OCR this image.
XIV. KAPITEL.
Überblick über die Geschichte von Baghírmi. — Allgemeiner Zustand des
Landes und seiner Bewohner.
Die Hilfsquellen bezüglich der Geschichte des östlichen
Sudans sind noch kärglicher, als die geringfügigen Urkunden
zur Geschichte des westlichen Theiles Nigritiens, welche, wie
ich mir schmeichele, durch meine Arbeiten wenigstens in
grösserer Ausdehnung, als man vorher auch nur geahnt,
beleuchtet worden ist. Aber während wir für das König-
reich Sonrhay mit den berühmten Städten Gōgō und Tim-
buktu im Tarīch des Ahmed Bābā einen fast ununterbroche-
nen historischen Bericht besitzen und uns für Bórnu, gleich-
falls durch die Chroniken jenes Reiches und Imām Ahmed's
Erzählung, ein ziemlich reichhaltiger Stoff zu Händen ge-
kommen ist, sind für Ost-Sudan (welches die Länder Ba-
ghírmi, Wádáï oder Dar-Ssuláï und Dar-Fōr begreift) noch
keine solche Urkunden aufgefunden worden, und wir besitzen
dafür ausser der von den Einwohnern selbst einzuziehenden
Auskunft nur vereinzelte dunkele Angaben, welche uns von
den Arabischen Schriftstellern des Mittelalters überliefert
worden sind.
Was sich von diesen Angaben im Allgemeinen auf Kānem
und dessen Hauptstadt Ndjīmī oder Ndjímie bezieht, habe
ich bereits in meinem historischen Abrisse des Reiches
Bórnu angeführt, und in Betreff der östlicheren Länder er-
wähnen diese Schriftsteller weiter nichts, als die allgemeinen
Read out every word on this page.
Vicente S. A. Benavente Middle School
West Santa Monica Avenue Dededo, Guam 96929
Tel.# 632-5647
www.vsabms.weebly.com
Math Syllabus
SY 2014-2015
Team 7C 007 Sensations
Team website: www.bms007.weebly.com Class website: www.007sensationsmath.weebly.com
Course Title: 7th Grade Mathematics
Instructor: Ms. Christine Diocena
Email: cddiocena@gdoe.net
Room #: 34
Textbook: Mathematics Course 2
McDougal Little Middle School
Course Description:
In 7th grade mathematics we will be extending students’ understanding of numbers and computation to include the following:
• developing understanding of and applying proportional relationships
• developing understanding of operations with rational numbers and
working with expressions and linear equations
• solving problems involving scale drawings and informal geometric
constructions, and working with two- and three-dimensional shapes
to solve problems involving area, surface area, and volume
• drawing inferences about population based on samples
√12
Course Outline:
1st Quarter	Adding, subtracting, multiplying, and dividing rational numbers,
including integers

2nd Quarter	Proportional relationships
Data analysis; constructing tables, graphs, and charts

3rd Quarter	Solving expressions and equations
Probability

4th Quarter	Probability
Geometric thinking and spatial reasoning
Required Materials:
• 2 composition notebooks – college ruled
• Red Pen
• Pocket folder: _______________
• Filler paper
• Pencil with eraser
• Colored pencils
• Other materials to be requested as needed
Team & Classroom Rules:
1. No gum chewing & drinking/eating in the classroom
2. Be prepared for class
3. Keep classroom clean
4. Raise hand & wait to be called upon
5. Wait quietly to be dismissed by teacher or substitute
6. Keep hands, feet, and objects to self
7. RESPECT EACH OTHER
* * *
§ Problem
Write out every entry exactly as given.

§ Right answer
OCR this image.
XIV. KAPITEL.
Überblick über die Geschichte von Baghírmi. — Allgemeiner Zustand des
Landes und seiner Bewohner.
Die Hilfsquellen bezüglich der Geschichte des östlichen
Sudans sind noch kärglicher, als die geringfügigen Urkunden
zur Geschichte des westlichen Theiles Nigritiens, welche, wie
ich mir schmeichele, durch meine Arbeiten wenigstens in
grösserer Ausdehnung, als man vorher auch nur geahnt,
beleuchtet worden ist. Aber während wir für das König-
reich Sonrhay mit den berühmten Städten Gōgō und Tim-
buktu im Tarīch des Ahmed Bābā einen fast ununterbroche-
nen historischen Bericht besitzen und uns für Bórnu, gleich-
falls durch die Chroniken jenes Reiches und Imām Ahmed's
Erzählung, ein ziemlich reichhaltiger Stoff zu Händen ge-
kommen ist, sind für Ost-Sudan (welches die Länder Ba-
ghírmi, Wádáï oder Dar-Ssuláï und Dar-Fōr begreift) noch
keine solche Urkunden aufgefunden worden, und wir besitzen
dafür ausser der von den Einwohnern selbst einzuziehenden
Auskunft nur vereinzelte dunkele Angaben, welche uns von
den Arabischen Schriftstellern des Mittelalters überliefert
worden sind.
Was sich von diesen Angaben im Allgemeinen auf Kānem
und dessen Hauptstadt Ndjīmī oder Ndjímie bezieht, habe
ich bereits in meinem historischen Abrisse des Reiches
Bórnu angeführt, und in Betreff der östlicheren Länder er-
wähnen diese Schriftsteller weiter nichts, als die allgemeinen
Read out every word on this page.
Vicente S. A. Benavente Middle School
West Santa Monica Avenue Dededo, Guam 96929
Tel.# 632-5647
www.vsabms.weebly.com
Math Syllabus
SY 2014-2015
Team 7C 007 Sensations
Team website: www.bms007.weebly.com Class website: www.007sensationsmath.weebly.com
Course Title: 7th Grade Mathematics
Instructor: Ms. Christine Diocena
Email: cddiocena@gdoe.net
Room #: 34
Textbook: Mathematics Course 2
McDougal Little Middle School
Course Description:
In 7th grade mathematics we will be extending students’ understanding of numbers and computation to include the following:
• developing understanding of and applying proportional relationships
• developing understanding of operations with rational numbers and
working with expressions and linear equations
• solving problems involving scale drawings and informal geometric
constructions, and working with two- and three-dimensional shapes
to solve problems involving area, surface area, and volume
• drawing inferences about population based on samples
√12
Course Outline:
1st Quarter	Adding, subtracting, multiplying, and dividing rational numbers,
including integers

2nd Quarter	Proportional relationships
Data analysis; constructing tables, graphs, and charts

3rd Quarter	Solving expressions and equations
Probability

4th Quarter	Probability
Geometric thinking and spatial reasoning
Required Materials:
• 2 composition notebooks – college ruled
• Red Pen
• Pocket folder: _______________
• Filler paper
• Pencil with eraser
• Colored pencils
• Other materials to be requested as needed
Team & Classroom Rules:
1. No gum chewing & drinking/eating in the classroom
2. Be prepared for class
3. Keep classroom clean
4. Raise hand & wait to be called upon
5. Wait quietly to be dismissed by teacher or substitute
6. Keep hands, feet, and objects to self
7. RESPECT EACH OTHER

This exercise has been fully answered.